(Website and app data records)

[Start of section]

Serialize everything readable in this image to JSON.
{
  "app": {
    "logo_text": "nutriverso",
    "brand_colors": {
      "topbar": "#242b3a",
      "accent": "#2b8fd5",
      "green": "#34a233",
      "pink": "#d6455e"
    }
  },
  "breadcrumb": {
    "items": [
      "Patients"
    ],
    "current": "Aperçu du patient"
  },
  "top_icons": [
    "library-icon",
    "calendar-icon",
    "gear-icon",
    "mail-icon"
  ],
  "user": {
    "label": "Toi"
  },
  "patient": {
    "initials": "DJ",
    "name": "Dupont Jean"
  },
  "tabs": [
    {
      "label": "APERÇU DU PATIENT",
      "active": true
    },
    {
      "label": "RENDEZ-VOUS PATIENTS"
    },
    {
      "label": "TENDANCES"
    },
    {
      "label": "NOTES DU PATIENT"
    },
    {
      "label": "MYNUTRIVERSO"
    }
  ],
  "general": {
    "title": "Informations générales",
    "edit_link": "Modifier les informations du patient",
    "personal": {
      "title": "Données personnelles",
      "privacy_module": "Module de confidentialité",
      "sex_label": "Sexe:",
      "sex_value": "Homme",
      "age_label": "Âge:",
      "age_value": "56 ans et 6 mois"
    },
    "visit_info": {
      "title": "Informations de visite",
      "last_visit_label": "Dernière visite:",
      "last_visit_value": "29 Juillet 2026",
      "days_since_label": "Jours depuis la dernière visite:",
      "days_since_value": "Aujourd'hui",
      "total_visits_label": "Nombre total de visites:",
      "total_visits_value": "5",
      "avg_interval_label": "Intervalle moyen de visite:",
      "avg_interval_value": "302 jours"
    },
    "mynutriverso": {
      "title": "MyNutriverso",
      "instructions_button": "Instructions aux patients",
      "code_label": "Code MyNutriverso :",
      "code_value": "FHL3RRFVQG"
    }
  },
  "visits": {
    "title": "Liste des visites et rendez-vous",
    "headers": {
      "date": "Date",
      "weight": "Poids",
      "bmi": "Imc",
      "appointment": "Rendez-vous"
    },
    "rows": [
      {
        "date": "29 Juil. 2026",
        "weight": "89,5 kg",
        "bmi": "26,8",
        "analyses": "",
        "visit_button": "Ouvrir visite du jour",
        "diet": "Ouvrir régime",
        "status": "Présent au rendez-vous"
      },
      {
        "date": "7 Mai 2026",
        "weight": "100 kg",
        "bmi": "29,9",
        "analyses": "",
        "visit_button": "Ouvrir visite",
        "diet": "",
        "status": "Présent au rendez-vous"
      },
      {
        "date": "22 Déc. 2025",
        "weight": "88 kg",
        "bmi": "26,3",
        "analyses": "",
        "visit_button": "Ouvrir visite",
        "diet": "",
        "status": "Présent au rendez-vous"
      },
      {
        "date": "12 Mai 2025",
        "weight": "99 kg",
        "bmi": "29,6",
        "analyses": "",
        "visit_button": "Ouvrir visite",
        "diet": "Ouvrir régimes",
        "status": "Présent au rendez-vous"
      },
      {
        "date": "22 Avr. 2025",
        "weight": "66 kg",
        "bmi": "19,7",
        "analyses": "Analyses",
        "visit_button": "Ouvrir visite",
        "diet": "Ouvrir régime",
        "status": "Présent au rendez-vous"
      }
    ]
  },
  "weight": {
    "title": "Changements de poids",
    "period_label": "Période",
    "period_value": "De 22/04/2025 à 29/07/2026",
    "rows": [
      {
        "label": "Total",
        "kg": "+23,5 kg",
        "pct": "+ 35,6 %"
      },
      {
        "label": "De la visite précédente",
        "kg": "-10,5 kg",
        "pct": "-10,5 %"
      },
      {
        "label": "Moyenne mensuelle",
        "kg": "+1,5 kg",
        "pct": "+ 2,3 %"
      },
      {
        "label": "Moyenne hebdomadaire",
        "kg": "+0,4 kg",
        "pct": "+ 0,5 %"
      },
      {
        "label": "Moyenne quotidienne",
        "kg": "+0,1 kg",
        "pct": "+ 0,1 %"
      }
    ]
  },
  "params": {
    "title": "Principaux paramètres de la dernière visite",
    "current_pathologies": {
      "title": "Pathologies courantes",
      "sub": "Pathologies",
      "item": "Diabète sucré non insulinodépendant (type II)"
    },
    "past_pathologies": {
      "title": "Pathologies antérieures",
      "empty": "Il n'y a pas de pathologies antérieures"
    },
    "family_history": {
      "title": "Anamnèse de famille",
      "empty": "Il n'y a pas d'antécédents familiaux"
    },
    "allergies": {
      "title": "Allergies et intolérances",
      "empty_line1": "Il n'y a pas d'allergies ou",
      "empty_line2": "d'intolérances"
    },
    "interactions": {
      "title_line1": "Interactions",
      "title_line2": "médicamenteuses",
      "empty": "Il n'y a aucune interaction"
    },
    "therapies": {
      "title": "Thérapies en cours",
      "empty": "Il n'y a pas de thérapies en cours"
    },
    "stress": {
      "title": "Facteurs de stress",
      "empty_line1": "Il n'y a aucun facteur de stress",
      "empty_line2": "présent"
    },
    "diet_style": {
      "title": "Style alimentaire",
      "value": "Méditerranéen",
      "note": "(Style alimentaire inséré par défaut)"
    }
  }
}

[End of section]

INSTRUCTIONS FOR THE TASK:
A complete, exact transcription of the data above is required.

OUTPUT OF THE TASK:
Serialize everything readable in this image to JSON.
{
  "app": {
    "logo_text": "nutriverso",
    "brand_colors": {
      "topbar": "#242b3a",
      "accent": "#2b8fd5",
      "green": "#34a233",
      "pink": "#d6455e"
    }
  },
  "breadcrumb": {
    "items": [
      "Patients"
    ],
    "current": "Aperçu du patient"
  },
  "top_icons": [
    "library-icon",
    "calendar-icon",
    "gear-icon",
    "mail-icon"
  ],
  "user": {
    "label": "Toi"
  },
  "patient": {
    "initials": "DJ",
    "name": "Dupont Jean"
  },
  "tabs": [
    {
      "label": "APERÇU DU PATIENT",
      "active": true
    },
    {
      "label": "RENDEZ-VOUS PATIENTS"
    },
    {
      "label": "TENDANCES"
    },
    {
      "label": "NOTES DU PATIENT"
    },
    {
      "label": "MYNUTRIVERSO"
    }
  ],
  "general": {
    "title": "Informations générales",
    "edit_link": "Modifier les informations du patient",
    "personal": {
      "title": "Données personnelles",
      "privacy_module": "Module de confidentialité",
      "sex_label": "Sexe:",
      "sex_value": "Homme",
      "age_label": "Âge:",
      "age_value": "56 ans et 6 mois"
    },
    "visit_info": {
      "title": "Informations de visite",
      "last_visit_label": "Dernière visite:",
      "last_visit_value": "29 Juillet 2026",
      "days_since_label": "Jours depuis la dernière visite:",
      "days_since_value": "Aujourd'hui",
      "total_visits_label": "Nombre total de visites:",
      "total_visits_value": "5",
      "avg_interval_label": "Intervalle moyen de visite:",
      "avg_interval_value": "302 jours"
    },
    "mynutriverso": {
      "title": "MyNutriverso",
      "instructions_button": "Instructions aux patients",
      "code_label": "Code MyNutriverso :",
      "code_value": "FHL3RRFVQG"
    }
  },
  "visits": {
    "title": "Liste des visites et rendez-vous",
    "headers": {
      "date": "Date",
      "weight": "Poids",
      "bmi": "Imc",
      "appointment": "Rendez-vous"
    },
    "rows": [
      {
        "date": "29 Juil. 2026",
        "weight": "89,5 kg",
        "bmi": "26,8",
        "analyses": "",
        "visit_button": "Ouvrir visite du jour",
        "diet": "Ouvrir régime",
        "status": "Présent au rendez-vous"
      },
      {
        "date": "7 Mai 2026",
        "weight": "100 kg",
        "bmi": "29,9",
        "analyses": "",
        "visit_button": "Ouvrir visite",
        "diet": "",
        "status": "Présent au rendez-vous"
      },
      {
        "date": "22 Déc. 2025",
        "weight": "88 kg",
        "bmi": "26,3",
        "analyses": "",
        "visit_button": "Ouvrir visite",
        "diet": "",
        "status": "Présent au rendez-vous"
      },
      {
        "date": "12 Mai 2025",
        "weight": "99 kg",
        "bmi": "29,6",
        "analyses": "",
        "visit_button": "Ouvrir visite",
        "diet": "Ouvrir régimes",
        "status": "Présent au rendez-vous"
      },
      {
        "date": "22 Avr. 2025",
        "weight": "66 kg",
        "bmi": "19,7",
        "analyses": "Analyses",
        "visit_button": "Ouvrir visite",
        "diet": "Ouvrir régime",
        "status": "Présent au rendez-vous"
      }
    ]
  },
  "weight": {
    "title": "Changements de poids",
    "period_label": "Période",
    "period_value": "De 22/04/2025 à 29/07/2026",
    "rows": [
      {
        "label": "Total",
        "kg": "+23,5 kg",
        "pct": "+ 35,6 %"
      },
      {
        "label": "De la visite précédente",
        "kg": "-10,5 kg",
        "pct": "-10,5 %"
      },
      {
        "label": "Moyenne mensuelle",
        "kg": "+1,5 kg",
        "pct": "+ 2,3 %"
      },
      {
        "label": "Moyenne hebdomadaire",
        "kg": "+0,4 kg",
        "pct": "+ 0,5 %"
      },
      {
        "label": "Moyenne quotidienne",
        "kg": "+0,1 kg",
        "pct": "+ 0,1 %"
      }
    ]
  },
  "params": {
    "title": "Principaux paramètres de la dernière visite",
    "current_pathologies": {
      "title": "Pathologies courantes",
      "sub": "Pathologies",
      "item": "Diabète sucré non insulinodépendant (type II)"
    },
    "past_pathologies": {
      "title": "Pathologies antérieures",
      "empty": "Il n'y a pas de pathologies antérieures"
    },
    "family_history": {
      "title": "Anamnèse de famille",
      "empty": "Il n'y a pas d'antécédents familiaux"
    },
    "allergies": {
      "title": "Allergies et intolérances",
      "empty_line1": "Il n'y a pas d'allergies ou",
      "empty_line2": "d'intolérances"
    },
    "interactions": {
      "title_line1": "Interactions",
      "title_line2": "médicamenteuses",
      "empty": "Il n'y a aucune interaction"
    },
    "therapies": {
      "title": "Thérapies en cours",
      "empty": "Il n'y a pas de thérapies en cours"
    },
    "stress": {
      "title": "Facteurs de stress",
      "empty_line1": "Il n'y a aucun facteur de stress",
      "empty_line2": "présent"
    },
    "diet_style": {
      "title": "Style alimentaire",
      "value": "Méditerranéen",
      "note": "(Style alimentaire inséré par défaut)"
    }
  }
}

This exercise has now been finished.